- [YOUR OBJECTIVE]:
From the line containing "Extract all readable text from this page." through the last line of the data, return those lines exactly as written and nothing more.

- [RECORD LIST]:
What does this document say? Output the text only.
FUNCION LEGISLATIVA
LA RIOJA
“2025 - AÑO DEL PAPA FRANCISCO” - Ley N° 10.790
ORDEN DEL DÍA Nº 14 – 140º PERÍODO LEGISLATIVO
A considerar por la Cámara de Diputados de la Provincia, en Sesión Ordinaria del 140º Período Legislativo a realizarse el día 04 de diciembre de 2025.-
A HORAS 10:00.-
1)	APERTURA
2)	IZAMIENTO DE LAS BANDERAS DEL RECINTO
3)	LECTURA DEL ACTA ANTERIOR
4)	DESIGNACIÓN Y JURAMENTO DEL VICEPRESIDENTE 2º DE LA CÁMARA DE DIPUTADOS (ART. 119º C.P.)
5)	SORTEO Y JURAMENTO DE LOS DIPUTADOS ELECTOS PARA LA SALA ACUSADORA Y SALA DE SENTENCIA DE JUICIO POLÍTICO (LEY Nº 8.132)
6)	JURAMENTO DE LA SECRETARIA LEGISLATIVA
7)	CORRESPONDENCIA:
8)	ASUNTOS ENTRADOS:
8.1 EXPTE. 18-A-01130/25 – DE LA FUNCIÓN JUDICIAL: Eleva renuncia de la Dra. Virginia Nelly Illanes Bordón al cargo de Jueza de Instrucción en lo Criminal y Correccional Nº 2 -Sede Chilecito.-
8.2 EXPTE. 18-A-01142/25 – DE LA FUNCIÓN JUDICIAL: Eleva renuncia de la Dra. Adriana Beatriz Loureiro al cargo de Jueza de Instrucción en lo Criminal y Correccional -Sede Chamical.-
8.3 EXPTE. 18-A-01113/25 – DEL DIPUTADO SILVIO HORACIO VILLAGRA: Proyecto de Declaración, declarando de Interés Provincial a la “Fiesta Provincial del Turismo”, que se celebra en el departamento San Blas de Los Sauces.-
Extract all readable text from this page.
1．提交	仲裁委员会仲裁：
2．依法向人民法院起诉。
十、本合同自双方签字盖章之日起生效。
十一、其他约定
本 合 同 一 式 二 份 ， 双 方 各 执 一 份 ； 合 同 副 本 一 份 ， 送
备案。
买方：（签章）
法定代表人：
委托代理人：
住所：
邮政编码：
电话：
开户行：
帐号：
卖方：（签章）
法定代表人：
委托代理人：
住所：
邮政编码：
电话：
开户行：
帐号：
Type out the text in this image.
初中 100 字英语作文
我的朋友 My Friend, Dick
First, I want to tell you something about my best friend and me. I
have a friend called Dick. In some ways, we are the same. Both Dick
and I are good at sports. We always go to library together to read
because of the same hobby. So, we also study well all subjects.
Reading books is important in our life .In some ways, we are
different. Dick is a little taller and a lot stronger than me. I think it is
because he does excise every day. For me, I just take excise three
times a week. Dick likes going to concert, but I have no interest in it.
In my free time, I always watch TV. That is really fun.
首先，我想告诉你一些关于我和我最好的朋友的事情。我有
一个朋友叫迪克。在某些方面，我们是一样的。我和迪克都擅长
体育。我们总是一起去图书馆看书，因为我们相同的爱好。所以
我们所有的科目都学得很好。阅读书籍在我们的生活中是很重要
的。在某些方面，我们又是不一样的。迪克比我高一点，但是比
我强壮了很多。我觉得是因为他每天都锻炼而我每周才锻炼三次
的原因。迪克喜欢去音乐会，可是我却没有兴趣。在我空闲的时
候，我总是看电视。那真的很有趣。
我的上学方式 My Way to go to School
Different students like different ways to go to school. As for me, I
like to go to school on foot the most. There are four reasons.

- [CORRECT RESULT]:
Extract all readable text from this page.
1．提交	仲裁委员会仲裁：
2．依法向人民法院起诉。
十、本合同自双方签字盖章之日起生效。
十一、其他约定
本 合 同 一 式 二 份 ， 双 方 各 执 一 份 ； 合 同 副 本 一 份 ， 送
备案。
买方：（签章）
法定代表人：
委托代理人：
住所：
邮政编码：
电话：
开户行：
帐号：
卖方：（签章）
法定代表人：
委托代理人：
住所：
邮政编码：
电话：
开户行：
帐号：
Type out the text in this image.
初中 100 字英语作文
我的朋友 My Friend, Dick
First, I want to tell you something about my best friend and me. I
have a friend called Dick. In some ways, we are the same. Both Dick
and I are good at sports. We always go to library together to read
because of the same hobby. So, we also study well all subjects.
Reading books is important in our life .In some ways, we are
different. Dick is a little taller and a lot stronger than me. I think it is
because he does excise every day. For me, I just take excise three
times a week. Dick likes going to concert, but I have no interest in it.
In my free time, I always watch TV. That is really fun.
首先，我想告诉你一些关于我和我最好的朋友的事情。我有
一个朋友叫迪克。在某些方面，我们是一样的。我和迪克都擅长
体育。我们总是一起去图书馆看书，因为我们相同的爱好。所以
我们所有的科目都学得很好。阅读书籍在我们的生活中是很重要
的。在某些方面，我们又是不一样的。迪克比我高一点，但是比
我强壮了很多。我觉得是因为他每天都锻炼而我每周才锻炼三次
的原因。迪克喜欢去音乐会，可是我却没有兴趣。在我空闲的时
候，我总是看电视。那真的很有趣。
我的上学方式 My Way to go to School
Different students like different ways to go to school. As for me, I
like to go to school on foot the most. There are four reasons.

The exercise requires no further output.